Dataset records
★ ★ ★ ★

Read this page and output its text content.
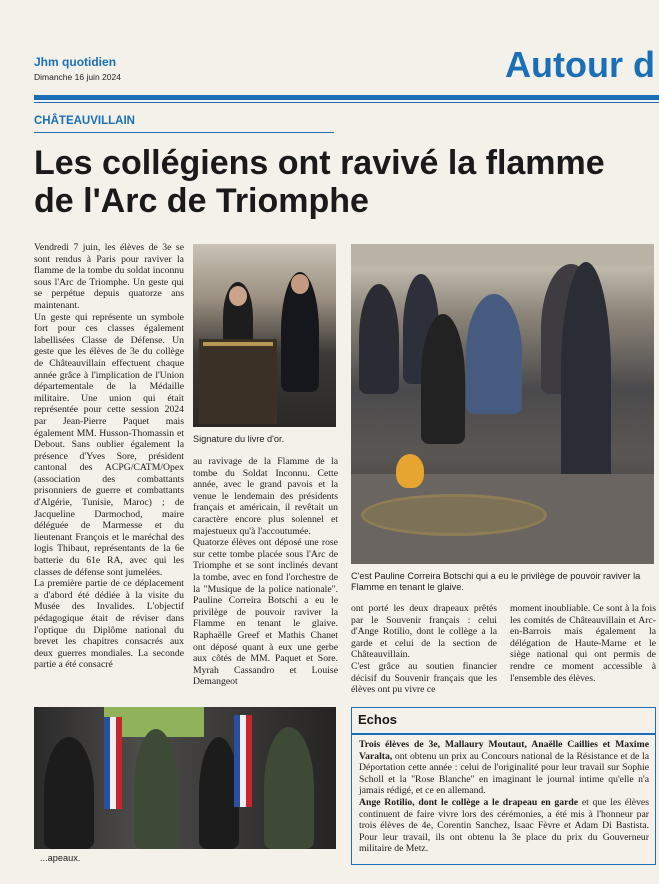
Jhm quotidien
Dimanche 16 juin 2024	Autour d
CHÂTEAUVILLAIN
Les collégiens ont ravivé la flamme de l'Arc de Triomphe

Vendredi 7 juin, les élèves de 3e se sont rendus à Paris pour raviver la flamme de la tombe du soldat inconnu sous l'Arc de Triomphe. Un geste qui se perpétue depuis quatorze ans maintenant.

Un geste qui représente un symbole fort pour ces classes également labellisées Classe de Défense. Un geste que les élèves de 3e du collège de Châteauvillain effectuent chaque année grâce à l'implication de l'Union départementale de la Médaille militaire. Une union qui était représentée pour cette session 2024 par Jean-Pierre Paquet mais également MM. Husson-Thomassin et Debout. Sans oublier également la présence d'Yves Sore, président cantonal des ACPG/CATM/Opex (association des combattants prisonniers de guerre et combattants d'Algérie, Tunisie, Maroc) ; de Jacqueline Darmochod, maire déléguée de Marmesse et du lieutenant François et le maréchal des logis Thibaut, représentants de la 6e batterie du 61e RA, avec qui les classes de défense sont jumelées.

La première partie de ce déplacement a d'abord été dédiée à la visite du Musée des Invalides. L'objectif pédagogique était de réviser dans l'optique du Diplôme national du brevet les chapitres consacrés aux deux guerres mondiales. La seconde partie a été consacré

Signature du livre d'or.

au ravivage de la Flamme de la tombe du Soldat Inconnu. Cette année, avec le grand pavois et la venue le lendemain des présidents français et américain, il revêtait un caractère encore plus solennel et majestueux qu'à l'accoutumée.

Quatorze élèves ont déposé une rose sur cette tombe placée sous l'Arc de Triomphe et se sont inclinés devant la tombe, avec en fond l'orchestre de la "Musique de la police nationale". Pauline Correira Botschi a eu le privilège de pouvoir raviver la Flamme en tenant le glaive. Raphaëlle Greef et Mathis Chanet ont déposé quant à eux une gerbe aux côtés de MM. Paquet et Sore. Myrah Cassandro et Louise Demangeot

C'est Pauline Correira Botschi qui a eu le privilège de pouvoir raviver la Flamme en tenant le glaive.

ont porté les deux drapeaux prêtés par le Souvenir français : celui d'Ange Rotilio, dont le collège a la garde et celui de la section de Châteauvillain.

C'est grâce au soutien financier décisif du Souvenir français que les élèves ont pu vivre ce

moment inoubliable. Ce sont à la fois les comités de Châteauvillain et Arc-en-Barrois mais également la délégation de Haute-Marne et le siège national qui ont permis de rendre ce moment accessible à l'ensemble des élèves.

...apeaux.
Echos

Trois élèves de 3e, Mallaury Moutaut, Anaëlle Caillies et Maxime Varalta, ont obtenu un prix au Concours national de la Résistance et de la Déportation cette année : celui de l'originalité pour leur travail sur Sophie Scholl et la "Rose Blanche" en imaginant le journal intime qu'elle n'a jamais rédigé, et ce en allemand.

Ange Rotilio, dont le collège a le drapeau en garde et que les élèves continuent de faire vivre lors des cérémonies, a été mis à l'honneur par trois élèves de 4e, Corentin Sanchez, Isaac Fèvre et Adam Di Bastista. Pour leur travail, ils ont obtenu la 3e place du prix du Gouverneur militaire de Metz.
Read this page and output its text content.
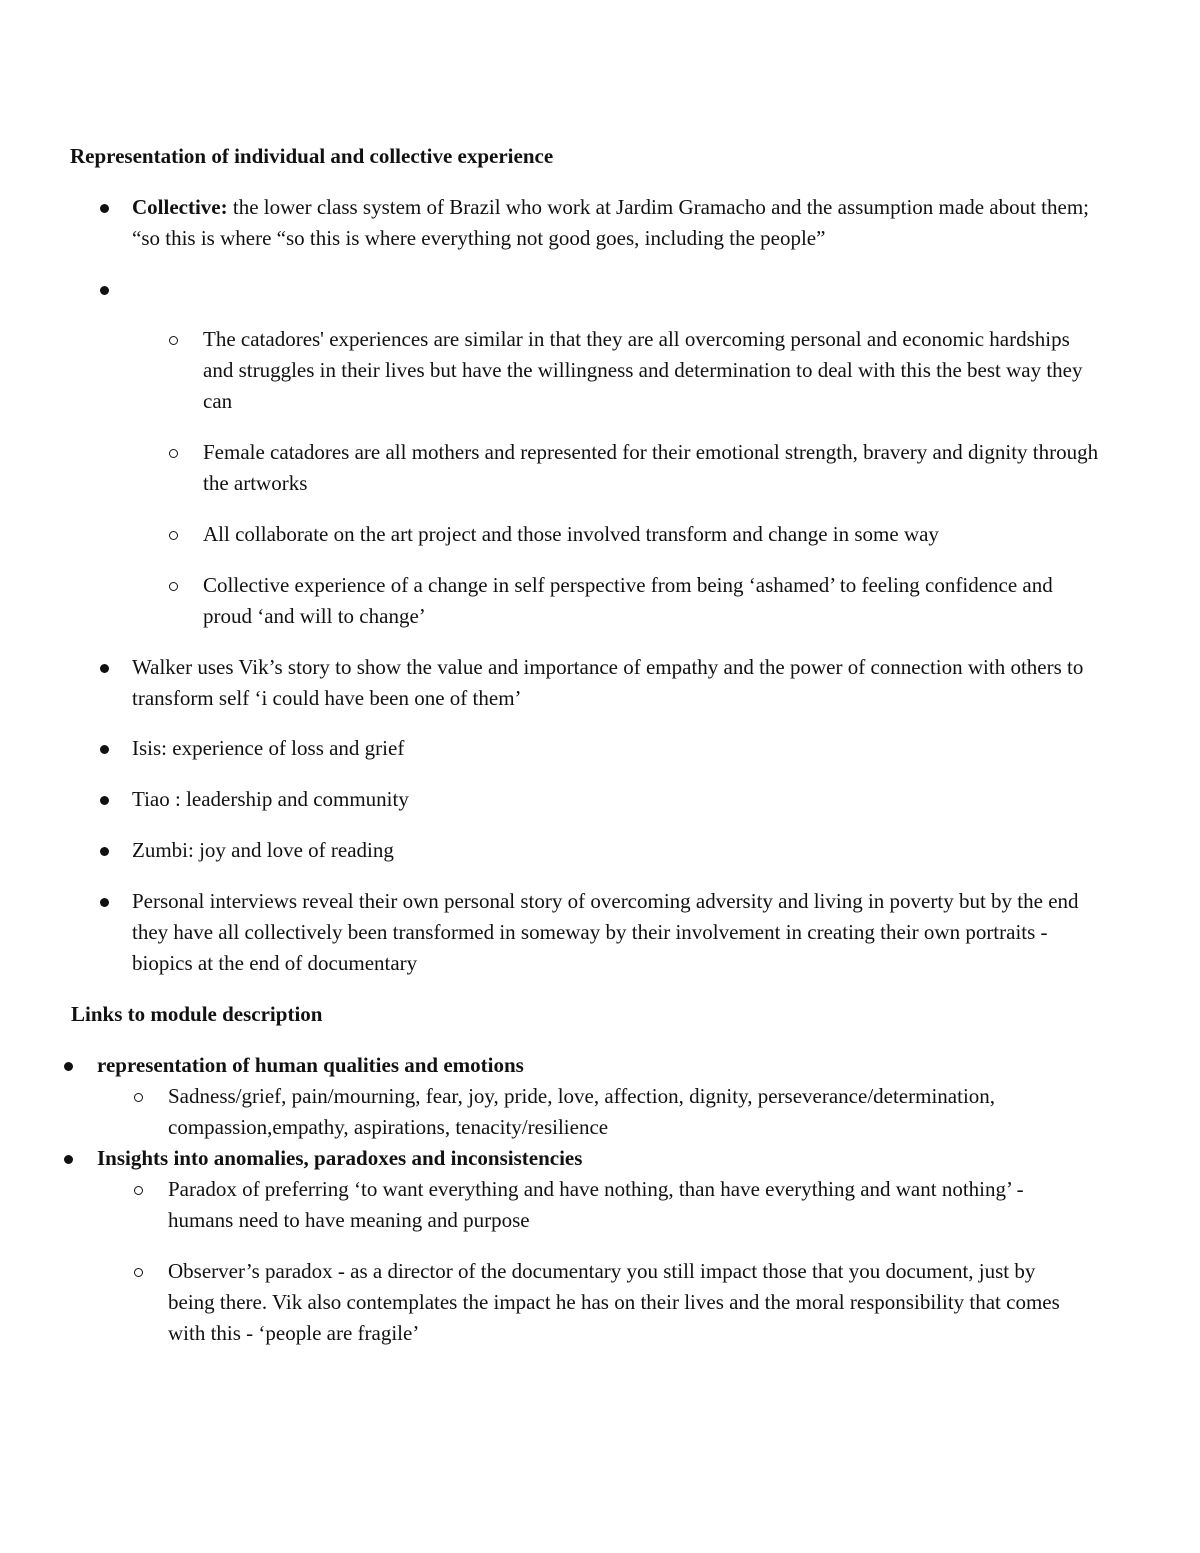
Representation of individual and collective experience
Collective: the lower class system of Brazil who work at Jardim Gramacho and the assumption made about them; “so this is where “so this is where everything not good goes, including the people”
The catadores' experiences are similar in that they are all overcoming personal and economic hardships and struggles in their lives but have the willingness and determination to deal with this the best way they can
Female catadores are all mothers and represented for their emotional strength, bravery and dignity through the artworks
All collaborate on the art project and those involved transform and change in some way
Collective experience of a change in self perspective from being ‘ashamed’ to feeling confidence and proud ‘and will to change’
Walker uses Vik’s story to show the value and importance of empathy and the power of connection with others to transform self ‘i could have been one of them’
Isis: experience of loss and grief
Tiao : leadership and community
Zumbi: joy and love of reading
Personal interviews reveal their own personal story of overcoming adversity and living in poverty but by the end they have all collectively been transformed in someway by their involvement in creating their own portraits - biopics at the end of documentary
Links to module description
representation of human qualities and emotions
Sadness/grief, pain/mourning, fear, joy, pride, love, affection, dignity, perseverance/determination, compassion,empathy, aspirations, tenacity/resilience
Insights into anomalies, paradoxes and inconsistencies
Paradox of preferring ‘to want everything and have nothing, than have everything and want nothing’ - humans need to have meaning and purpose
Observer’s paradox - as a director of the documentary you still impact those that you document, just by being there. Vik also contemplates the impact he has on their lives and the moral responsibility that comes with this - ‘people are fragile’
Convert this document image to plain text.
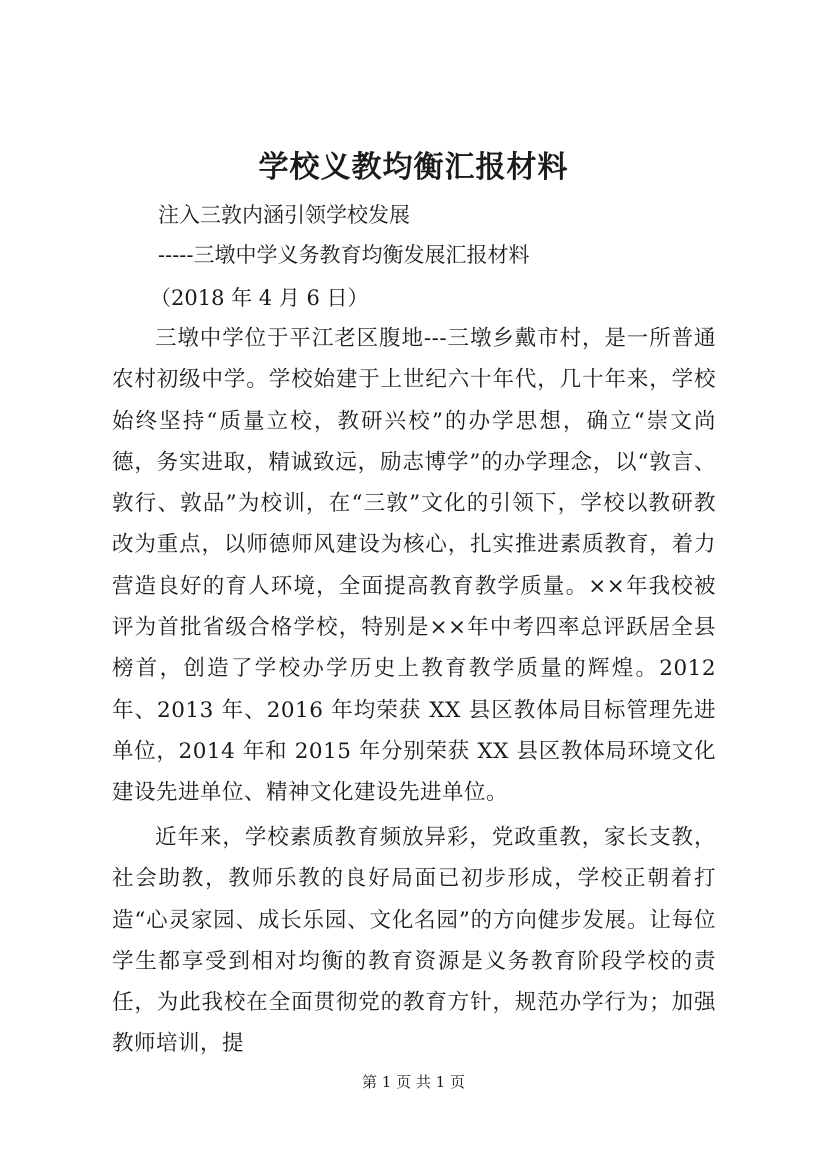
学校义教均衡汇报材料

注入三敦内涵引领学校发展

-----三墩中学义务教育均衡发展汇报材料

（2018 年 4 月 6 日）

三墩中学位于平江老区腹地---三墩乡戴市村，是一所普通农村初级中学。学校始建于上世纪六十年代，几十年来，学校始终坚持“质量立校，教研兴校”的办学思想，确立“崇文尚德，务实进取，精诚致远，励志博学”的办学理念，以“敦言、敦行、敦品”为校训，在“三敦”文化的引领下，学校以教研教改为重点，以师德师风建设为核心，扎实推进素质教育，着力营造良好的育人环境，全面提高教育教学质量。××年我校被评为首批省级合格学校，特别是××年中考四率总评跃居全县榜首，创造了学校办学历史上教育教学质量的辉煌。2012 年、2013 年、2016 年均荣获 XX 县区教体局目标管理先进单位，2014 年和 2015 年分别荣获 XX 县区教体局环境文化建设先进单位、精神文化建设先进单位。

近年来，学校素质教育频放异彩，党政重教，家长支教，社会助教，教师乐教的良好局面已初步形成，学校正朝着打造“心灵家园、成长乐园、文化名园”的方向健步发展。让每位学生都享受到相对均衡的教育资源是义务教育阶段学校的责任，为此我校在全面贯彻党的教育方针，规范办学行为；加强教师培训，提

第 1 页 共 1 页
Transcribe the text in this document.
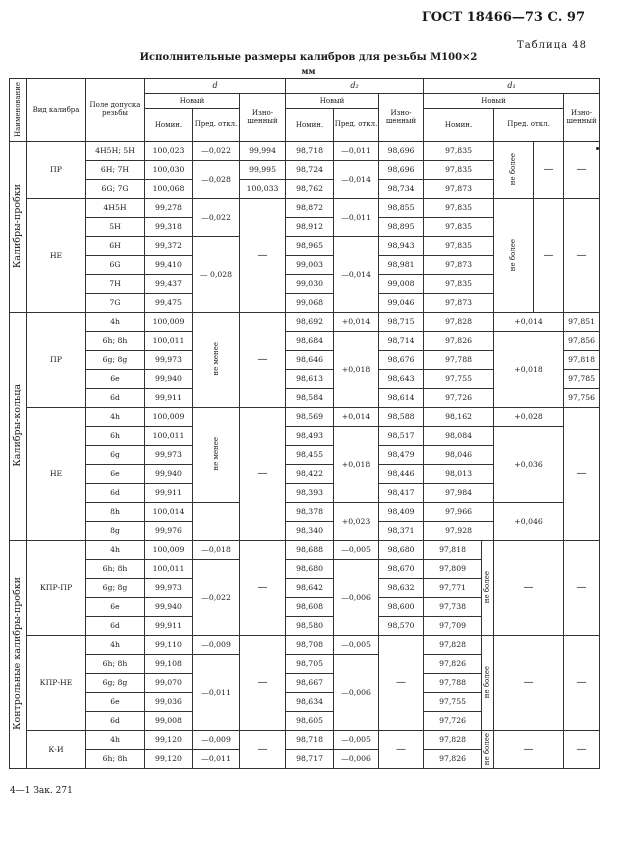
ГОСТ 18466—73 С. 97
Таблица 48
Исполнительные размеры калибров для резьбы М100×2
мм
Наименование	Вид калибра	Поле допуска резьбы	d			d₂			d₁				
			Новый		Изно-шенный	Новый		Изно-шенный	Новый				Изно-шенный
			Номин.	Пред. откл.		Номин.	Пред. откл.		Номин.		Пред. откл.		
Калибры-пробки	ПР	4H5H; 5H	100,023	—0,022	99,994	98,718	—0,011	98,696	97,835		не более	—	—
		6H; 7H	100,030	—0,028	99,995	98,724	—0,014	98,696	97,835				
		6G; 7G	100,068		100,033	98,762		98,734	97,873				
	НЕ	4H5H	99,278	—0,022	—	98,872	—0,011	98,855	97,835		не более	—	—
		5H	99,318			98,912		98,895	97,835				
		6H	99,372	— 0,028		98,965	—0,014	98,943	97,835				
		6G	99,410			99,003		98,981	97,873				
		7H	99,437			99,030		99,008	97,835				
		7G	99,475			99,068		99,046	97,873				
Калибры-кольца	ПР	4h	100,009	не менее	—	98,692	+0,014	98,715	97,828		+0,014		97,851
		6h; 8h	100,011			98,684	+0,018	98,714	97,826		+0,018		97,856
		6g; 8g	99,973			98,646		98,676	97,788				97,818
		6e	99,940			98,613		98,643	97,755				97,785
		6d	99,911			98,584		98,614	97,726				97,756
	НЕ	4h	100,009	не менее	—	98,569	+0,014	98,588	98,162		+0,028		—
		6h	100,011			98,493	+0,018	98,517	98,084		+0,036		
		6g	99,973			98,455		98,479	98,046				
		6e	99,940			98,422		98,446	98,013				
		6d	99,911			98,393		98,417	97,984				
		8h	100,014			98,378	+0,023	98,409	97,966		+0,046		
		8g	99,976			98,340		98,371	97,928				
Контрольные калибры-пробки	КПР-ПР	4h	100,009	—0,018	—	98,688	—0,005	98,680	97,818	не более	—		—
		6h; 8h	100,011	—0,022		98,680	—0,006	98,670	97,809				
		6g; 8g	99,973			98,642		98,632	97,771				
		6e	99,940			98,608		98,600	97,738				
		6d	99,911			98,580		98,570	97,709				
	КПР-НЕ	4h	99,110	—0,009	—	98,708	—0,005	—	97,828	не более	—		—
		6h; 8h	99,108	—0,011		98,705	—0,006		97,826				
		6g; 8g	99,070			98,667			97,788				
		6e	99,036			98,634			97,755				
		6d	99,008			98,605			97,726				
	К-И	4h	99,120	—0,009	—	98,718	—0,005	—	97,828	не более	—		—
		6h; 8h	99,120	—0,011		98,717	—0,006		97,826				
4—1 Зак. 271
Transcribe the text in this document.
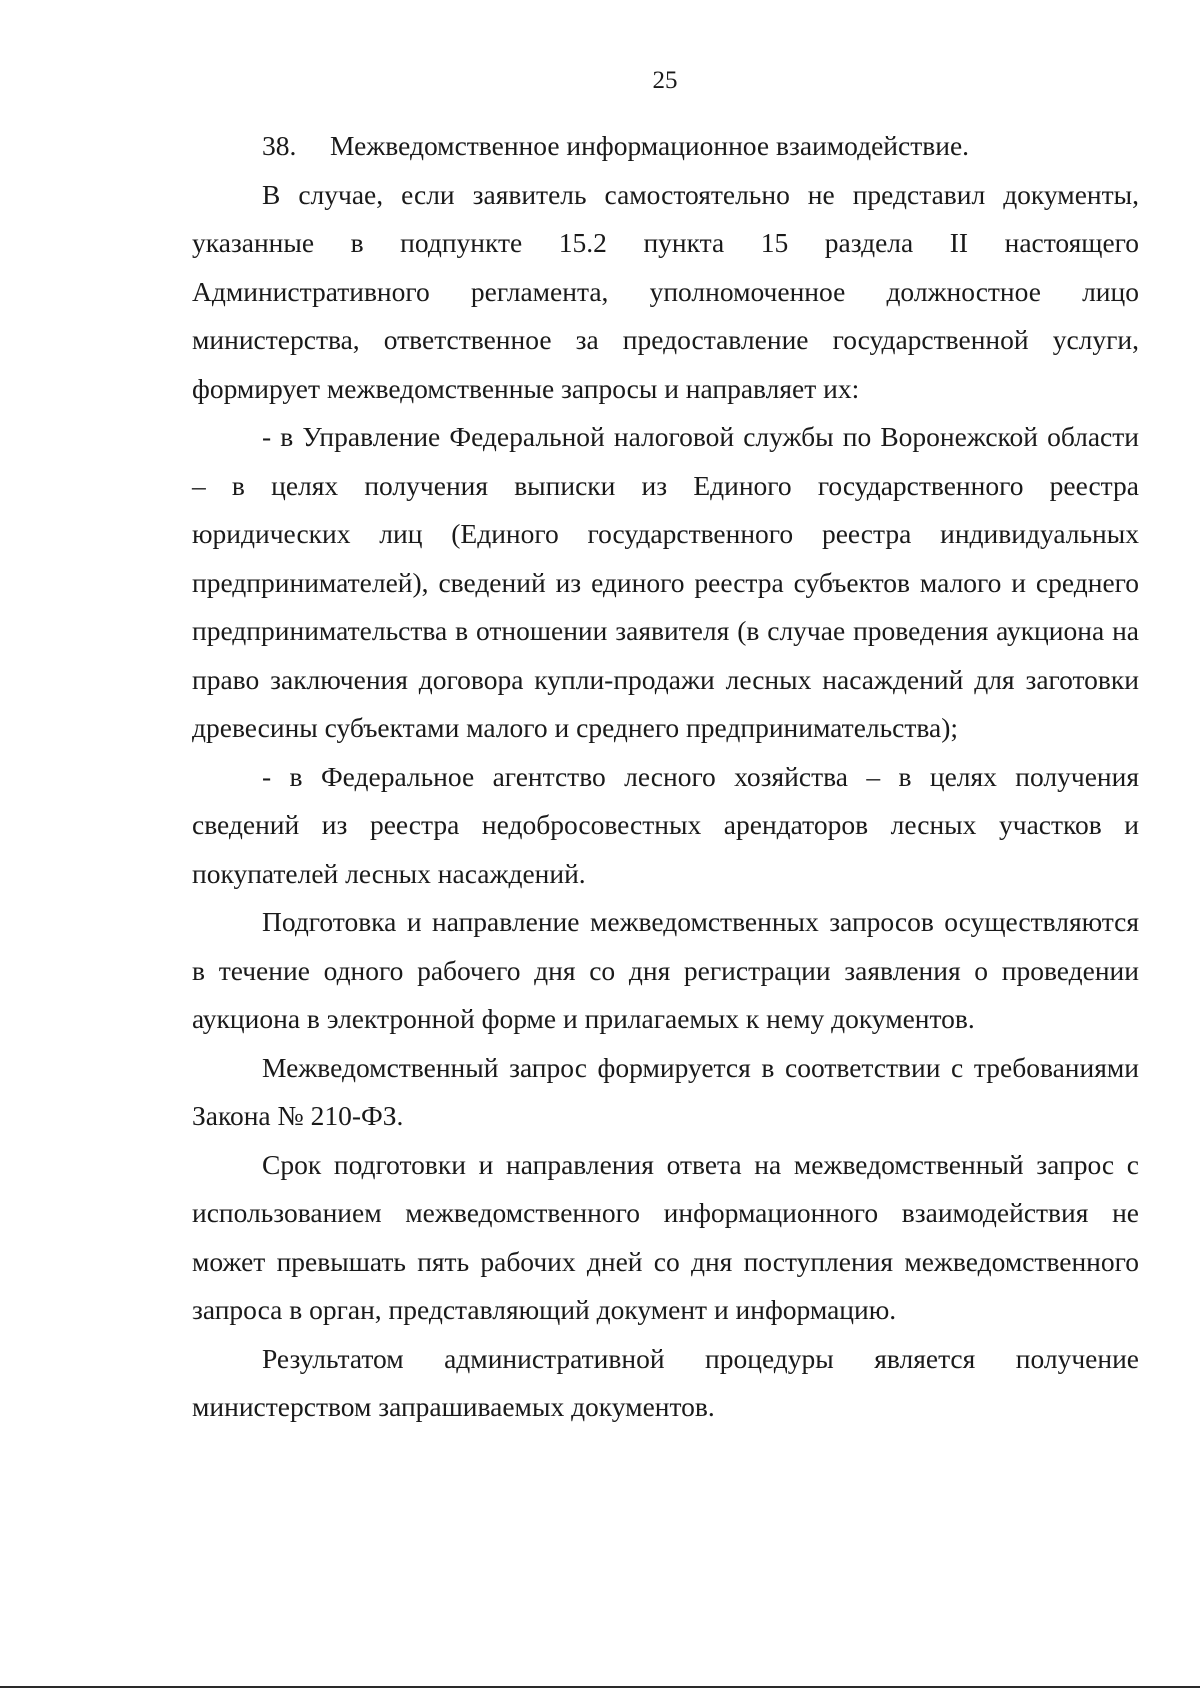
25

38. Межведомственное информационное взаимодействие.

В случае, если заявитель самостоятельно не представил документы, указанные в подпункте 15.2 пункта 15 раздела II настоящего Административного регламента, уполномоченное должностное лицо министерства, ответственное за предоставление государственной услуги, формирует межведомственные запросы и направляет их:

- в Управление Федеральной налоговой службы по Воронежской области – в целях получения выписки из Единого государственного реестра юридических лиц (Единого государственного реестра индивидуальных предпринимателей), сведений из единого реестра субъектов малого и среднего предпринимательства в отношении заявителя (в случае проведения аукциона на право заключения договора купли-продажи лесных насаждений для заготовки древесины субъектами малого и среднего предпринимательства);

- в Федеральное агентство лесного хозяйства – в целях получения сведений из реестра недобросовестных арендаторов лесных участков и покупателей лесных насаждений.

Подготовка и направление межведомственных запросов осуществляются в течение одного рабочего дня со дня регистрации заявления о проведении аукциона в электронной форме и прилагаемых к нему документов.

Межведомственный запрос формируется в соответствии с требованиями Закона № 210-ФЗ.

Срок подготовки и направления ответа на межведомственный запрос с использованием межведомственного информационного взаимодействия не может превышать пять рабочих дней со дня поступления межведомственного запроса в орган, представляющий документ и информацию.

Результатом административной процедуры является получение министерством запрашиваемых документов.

★ ★ ★ ★

Search the data above for the string "dont" and copy each line that has it.

ont porté les deux drapeaux prêtés par le Souvenir français : celui d'Ange Rotilio, dont le collège a la garde et celui de la section de Châteauvillain.
Ange Rotilio, dont le collège a le drapeau en garde et que les élèves continuent de faire vivre lors des cérémonies, a été mis à l'honneur par trois élèves de 4e, Corentin Sanchez, Isaac Fèvre et Adam Di Bastista. Pour leur travail, ils ont obtenu la 3e place du prix du Gouverneur militaire de Metz.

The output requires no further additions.